--- REQUIREMENT ---
Copy out every record below, word for word.

[STORED DATA start]

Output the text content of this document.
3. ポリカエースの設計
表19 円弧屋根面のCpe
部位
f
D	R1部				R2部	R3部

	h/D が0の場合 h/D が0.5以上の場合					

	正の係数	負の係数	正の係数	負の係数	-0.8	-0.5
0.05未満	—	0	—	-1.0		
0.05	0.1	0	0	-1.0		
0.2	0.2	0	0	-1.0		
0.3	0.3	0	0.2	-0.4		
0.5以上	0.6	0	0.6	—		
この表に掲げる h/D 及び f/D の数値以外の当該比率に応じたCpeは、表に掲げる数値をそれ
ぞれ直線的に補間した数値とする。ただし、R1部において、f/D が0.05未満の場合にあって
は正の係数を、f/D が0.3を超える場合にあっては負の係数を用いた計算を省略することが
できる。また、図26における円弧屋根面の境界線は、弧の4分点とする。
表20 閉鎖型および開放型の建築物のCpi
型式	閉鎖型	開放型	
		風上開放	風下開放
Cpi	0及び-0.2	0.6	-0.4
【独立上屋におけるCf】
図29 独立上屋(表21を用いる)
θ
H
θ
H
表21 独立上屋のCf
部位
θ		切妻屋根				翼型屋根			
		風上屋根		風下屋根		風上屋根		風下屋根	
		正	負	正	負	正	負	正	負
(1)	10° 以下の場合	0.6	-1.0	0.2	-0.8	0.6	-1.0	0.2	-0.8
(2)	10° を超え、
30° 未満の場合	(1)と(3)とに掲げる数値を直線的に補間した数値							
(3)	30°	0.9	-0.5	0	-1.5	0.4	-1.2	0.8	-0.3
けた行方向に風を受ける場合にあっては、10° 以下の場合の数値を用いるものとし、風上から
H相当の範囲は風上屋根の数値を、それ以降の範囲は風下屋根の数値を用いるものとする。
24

[STORED DATA end]

--- SOLUTION FOR THIS PROBLEM ---
Output the text content of this document.
3. ポリカエースの設計
表19 円弧屋根面のCpe
部位
f
D	R1部				R2部	R3部

	h/D が0の場合 h/D が0.5以上の場合					

	正の係数	負の係数	正の係数	負の係数	-0.8	-0.5
0.05未満	—	0	—	-1.0		
0.05	0.1	0	0	-1.0		
0.2	0.2	0	0	-1.0		
0.3	0.3	0	0.2	-0.4		
0.5以上	0.6	0	0.6	—		
この表に掲げる h/D 及び f/D の数値以外の当該比率に応じたCpeは、表に掲げる数値をそれ
ぞれ直線的に補間した数値とする。ただし、R1部において、f/D が0.05未満の場合にあって
は正の係数を、f/D が0.3を超える場合にあっては負の係数を用いた計算を省略することが
できる。また、図26における円弧屋根面の境界線は、弧の4分点とする。
表20 閉鎖型および開放型の建築物のCpi
型式	閉鎖型	開放型	
		風上開放	風下開放
Cpi	0及び-0.2	0.6	-0.4
【独立上屋におけるCf】
図29 独立上屋(表21を用いる)
θ
H
θ
H
表21 独立上屋のCf
部位
θ		切妻屋根				翼型屋根			
		風上屋根		風下屋根		風上屋根		風下屋根	
		正	負	正	負	正	負	正	負
(1)	10° 以下の場合	0.6	-1.0	0.2	-0.8	0.6	-1.0	0.2	-0.8
(2)	10° を超え、
30° 未満の場合	(1)と(3)とに掲げる数値を直線的に補間した数値							
(3)	30°	0.9	-0.5	0	-1.5	0.4	-1.2	0.8	-0.3
けた行方向に風を受ける場合にあっては、10° 以下の場合の数値を用いるものとし、風上から
H相当の範囲は風上屋根の数値を、それ以降の範囲は風下屋根の数値を用いるものとする。
24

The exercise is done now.